*STATED TASK*: Reproduce every one of the following items line by line, without altering any character.

:: INPUT MATERIAL ::

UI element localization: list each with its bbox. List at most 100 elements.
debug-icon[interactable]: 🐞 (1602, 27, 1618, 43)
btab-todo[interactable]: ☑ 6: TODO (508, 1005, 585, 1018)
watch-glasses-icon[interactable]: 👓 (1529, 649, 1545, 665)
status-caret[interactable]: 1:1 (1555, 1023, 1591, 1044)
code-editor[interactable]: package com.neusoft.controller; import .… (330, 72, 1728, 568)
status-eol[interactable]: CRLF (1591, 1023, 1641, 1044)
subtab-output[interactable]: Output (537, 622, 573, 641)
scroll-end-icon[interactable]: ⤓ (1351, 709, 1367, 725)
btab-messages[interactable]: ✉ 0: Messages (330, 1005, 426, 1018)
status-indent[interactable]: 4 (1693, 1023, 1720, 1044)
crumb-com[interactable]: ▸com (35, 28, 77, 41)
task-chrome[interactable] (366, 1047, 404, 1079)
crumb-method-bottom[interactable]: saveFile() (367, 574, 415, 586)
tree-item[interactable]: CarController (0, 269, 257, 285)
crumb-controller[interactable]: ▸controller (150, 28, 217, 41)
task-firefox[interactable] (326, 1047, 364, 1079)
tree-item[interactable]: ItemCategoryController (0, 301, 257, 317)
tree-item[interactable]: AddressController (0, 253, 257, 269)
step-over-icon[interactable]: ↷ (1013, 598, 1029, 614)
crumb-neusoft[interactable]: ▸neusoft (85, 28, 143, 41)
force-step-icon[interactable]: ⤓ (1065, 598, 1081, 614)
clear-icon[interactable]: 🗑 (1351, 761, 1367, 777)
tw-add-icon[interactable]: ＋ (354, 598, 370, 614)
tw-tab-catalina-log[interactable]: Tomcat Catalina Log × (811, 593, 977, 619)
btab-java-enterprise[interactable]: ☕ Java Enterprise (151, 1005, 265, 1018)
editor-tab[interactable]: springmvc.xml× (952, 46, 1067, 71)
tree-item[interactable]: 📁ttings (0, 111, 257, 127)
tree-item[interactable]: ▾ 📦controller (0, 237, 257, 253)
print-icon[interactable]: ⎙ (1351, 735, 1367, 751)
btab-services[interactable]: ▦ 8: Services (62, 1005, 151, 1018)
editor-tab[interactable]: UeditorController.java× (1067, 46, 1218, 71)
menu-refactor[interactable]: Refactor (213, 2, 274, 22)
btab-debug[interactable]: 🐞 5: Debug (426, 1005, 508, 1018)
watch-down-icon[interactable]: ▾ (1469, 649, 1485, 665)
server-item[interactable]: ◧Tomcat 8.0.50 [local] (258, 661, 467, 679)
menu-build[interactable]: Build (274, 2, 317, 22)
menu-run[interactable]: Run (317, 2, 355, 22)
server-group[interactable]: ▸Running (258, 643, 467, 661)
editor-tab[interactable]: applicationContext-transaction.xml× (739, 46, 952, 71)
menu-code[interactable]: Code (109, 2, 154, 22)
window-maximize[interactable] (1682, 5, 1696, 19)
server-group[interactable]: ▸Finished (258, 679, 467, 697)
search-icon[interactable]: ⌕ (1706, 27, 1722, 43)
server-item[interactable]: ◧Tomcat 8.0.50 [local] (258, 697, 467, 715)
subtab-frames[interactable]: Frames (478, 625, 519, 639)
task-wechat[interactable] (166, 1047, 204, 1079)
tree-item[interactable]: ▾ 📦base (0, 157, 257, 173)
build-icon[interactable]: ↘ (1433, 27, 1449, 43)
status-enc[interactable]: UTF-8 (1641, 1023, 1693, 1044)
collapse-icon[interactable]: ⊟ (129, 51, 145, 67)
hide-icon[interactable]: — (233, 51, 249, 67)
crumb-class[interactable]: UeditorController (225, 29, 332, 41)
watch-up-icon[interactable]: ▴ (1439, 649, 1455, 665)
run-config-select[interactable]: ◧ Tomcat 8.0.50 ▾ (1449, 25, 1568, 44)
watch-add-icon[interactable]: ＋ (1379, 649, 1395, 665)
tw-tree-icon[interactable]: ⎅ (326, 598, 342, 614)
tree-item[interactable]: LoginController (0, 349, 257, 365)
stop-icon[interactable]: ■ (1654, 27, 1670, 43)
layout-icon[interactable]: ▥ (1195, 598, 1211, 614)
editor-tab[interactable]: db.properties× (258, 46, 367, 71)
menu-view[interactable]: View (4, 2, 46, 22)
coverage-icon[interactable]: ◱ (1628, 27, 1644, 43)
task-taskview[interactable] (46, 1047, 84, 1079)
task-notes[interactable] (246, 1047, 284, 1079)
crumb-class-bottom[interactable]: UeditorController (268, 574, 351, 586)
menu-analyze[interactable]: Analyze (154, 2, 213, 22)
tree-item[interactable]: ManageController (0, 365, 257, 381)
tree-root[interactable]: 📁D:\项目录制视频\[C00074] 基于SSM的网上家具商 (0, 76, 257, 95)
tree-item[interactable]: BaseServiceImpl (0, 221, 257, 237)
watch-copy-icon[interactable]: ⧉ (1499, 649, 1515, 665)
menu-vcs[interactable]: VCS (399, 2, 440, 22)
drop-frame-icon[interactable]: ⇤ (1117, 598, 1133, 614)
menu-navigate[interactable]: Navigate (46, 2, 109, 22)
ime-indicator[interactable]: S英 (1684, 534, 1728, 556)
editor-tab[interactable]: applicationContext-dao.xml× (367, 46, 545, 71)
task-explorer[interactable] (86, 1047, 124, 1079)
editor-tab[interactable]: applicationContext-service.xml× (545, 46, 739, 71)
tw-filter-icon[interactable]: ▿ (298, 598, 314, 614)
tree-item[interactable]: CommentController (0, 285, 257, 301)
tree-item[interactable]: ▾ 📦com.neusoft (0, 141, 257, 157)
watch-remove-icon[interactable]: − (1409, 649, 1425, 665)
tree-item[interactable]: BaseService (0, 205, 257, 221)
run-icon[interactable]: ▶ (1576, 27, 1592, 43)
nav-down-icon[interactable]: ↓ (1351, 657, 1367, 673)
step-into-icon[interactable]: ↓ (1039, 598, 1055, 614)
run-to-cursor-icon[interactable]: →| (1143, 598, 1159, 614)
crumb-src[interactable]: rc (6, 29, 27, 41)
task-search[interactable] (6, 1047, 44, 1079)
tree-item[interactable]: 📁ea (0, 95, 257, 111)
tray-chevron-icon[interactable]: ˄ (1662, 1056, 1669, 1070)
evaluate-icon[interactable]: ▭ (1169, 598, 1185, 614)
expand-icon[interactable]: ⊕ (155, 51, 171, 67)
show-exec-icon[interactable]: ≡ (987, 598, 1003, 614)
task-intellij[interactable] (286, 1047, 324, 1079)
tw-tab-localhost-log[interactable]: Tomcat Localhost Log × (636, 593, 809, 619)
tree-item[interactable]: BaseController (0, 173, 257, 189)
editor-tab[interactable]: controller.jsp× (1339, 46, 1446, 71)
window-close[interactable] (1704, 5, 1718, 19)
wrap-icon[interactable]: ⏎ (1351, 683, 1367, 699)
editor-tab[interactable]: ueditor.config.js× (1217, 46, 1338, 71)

:::

*EXERCISE OUTPUT*:
UI element localization: list each with its bbox. List at most 100 elements.
debug-icon[interactable]: 🐞 (1602, 27, 1618, 43)
btab-todo[interactable]: ☑ 6: TODO (508, 1005, 585, 1018)
watch-glasses-icon[interactable]: 👓 (1529, 649, 1545, 665)
status-caret[interactable]: 1:1 (1555, 1023, 1591, 1044)
code-editor[interactable]: package com.neusoft.controller; import .… (330, 72, 1728, 568)
status-eol[interactable]: CRLF (1591, 1023, 1641, 1044)
subtab-output[interactable]: Output (537, 622, 573, 641)
scroll-end-icon[interactable]: ⤓ (1351, 709, 1367, 725)
btab-messages[interactable]: ✉ 0: Messages (330, 1005, 426, 1018)
status-indent[interactable]: 4 (1693, 1023, 1720, 1044)
crumb-com[interactable]: ▸com (35, 28, 77, 41)
task-chrome[interactable] (366, 1047, 404, 1079)
crumb-method-bottom[interactable]: saveFile() (367, 574, 415, 586)
tree-item[interactable]: CarController (0, 269, 257, 285)
crumb-controller[interactable]: ▸controller (150, 28, 217, 41)
task-firefox[interactable] (326, 1047, 364, 1079)
tree-item[interactable]: ItemCategoryController (0, 301, 257, 317)
tree-item[interactable]: AddressController (0, 253, 257, 269)
step-over-icon[interactable]: ↷ (1013, 598, 1029, 614)
crumb-neusoft[interactable]: ▸neusoft (85, 28, 143, 41)
force-step-icon[interactable]: ⤓ (1065, 598, 1081, 614)
clear-icon[interactable]: 🗑 (1351, 761, 1367, 777)
tw-add-icon[interactable]: ＋ (354, 598, 370, 614)
tw-tab-catalina-log[interactable]: Tomcat Catalina Log × (811, 593, 977, 619)
btab-java-enterprise[interactable]: ☕ Java Enterprise (151, 1005, 265, 1018)
editor-tab[interactable]: springmvc.xml× (952, 46, 1067, 71)
tree-item[interactable]: 📁ttings (0, 111, 257, 127)
tree-item[interactable]: ▾ 📦controller (0, 237, 257, 253)
print-icon[interactable]: ⎙ (1351, 735, 1367, 751)
btab-services[interactable]: ▦ 8: Services (62, 1005, 151, 1018)
editor-tab[interactable]: UeditorController.java× (1067, 46, 1218, 71)
menu-refactor[interactable]: Refactor (213, 2, 274, 22)
btab-debug[interactable]: 🐞 5: Debug (426, 1005, 508, 1018)
watch-down-icon[interactable]: ▾ (1469, 649, 1485, 665)
server-item[interactable]: ◧Tomcat 8.0.50 [local] (258, 661, 467, 679)
menu-build[interactable]: Build (274, 2, 317, 22)
menu-run[interactable]: Run (317, 2, 355, 22)
server-group[interactable]: ▸Running (258, 643, 467, 661)
editor-tab[interactable]: applicationContext-transaction.xml× (739, 46, 952, 71)
menu-code[interactable]: Code (109, 2, 154, 22)
window-maximize[interactable] (1682, 5, 1696, 19)
server-group[interactable]: ▸Finished (258, 679, 467, 697)
search-icon[interactable]: ⌕ (1706, 27, 1722, 43)
server-item[interactable]: ◧Tomcat 8.0.50 [local] (258, 697, 467, 715)
subtab-frames[interactable]: Frames (478, 625, 519, 639)
task-wechat[interactable] (166, 1047, 204, 1079)
tree-item[interactable]: ▾ 📦base (0, 157, 257, 173)
build-icon[interactable]: ↘ (1433, 27, 1449, 43)
status-enc[interactable]: UTF-8 (1641, 1023, 1693, 1044)
collapse-icon[interactable]: ⊟ (129, 51, 145, 67)
hide-icon[interactable]: — (233, 51, 249, 67)
crumb-class[interactable]: UeditorController (225, 29, 332, 41)
watch-up-icon[interactable]: ▴ (1439, 649, 1455, 665)
run-config-select[interactable]: ◧ Tomcat 8.0.50 ▾ (1449, 25, 1568, 44)
watch-add-icon[interactable]: ＋ (1379, 649, 1395, 665)
tw-tree-icon[interactable]: ⎅ (326, 598, 342, 614)
tree-item[interactable]: LoginController (0, 349, 257, 365)
stop-icon[interactable]: ■ (1654, 27, 1670, 43)
layout-icon[interactable]: ▥ (1195, 598, 1211, 614)
editor-tab[interactable]: db.properties× (258, 46, 367, 71)
menu-view[interactable]: View (4, 2, 46, 22)
coverage-icon[interactable]: ◱ (1628, 27, 1644, 43)
task-taskview[interactable] (46, 1047, 84, 1079)
task-notes[interactable] (246, 1047, 284, 1079)
crumb-class-bottom[interactable]: UeditorController (268, 574, 351, 586)
menu-analyze[interactable]: Analyze (154, 2, 213, 22)
tree-item[interactable]: ManageController (0, 365, 257, 381)
tree-root[interactable]: 📁D:\项目录制视频\[C00074] 基于SSM的网上家具商 (0, 76, 257, 95)
tree-item[interactable]: BaseServiceImpl (0, 221, 257, 237)
watch-copy-icon[interactable]: ⧉ (1499, 649, 1515, 665)
menu-vcs[interactable]: VCS (399, 2, 440, 22)
drop-frame-icon[interactable]: ⇤ (1117, 598, 1133, 614)
menu-navigate[interactable]: Navigate (46, 2, 109, 22)
ime-indicator[interactable]: S英 (1684, 534, 1728, 556)
editor-tab[interactable]: applicationContext-dao.xml× (367, 46, 545, 71)
task-explorer[interactable] (86, 1047, 124, 1079)
editor-tab[interactable]: applicationContext-service.xml× (545, 46, 739, 71)
tw-filter-icon[interactable]: ▿ (298, 598, 314, 614)
tree-item[interactable]: CommentController (0, 285, 257, 301)
tree-item[interactable]: ▾ 📦com.neusoft (0, 141, 257, 157)
watch-remove-icon[interactable]: − (1409, 649, 1425, 665)
tree-item[interactable]: BaseService (0, 205, 257, 221)
run-icon[interactable]: ▶ (1576, 27, 1592, 43)
nav-down-icon[interactable]: ↓ (1351, 657, 1367, 673)
step-into-icon[interactable]: ↓ (1039, 598, 1055, 614)
run-to-cursor-icon[interactable]: →| (1143, 598, 1159, 614)
crumb-src[interactable]: rc (6, 29, 27, 41)
task-search[interactable] (6, 1047, 44, 1079)
tree-item[interactable]: 📁ea (0, 95, 257, 111)
tray-chevron-icon[interactable]: ˄ (1662, 1056, 1669, 1070)
evaluate-icon[interactable]: ▭ (1169, 598, 1185, 614)
expand-icon[interactable]: ⊕ (155, 51, 171, 67)
show-exec-icon[interactable]: ≡ (987, 598, 1003, 614)
task-intellij[interactable] (286, 1047, 324, 1079)
tw-tab-localhost-log[interactable]: Tomcat Localhost Log × (636, 593, 809, 619)
tree-item[interactable]: BaseController (0, 173, 257, 189)
editor-tab[interactable]: controller.jsp× (1339, 46, 1446, 71)
window-close[interactable] (1704, 5, 1718, 19)
wrap-icon[interactable]: ⏎ (1351, 683, 1367, 699)
editor-tab[interactable]: ueditor.config.js× (1217, 46, 1338, 71)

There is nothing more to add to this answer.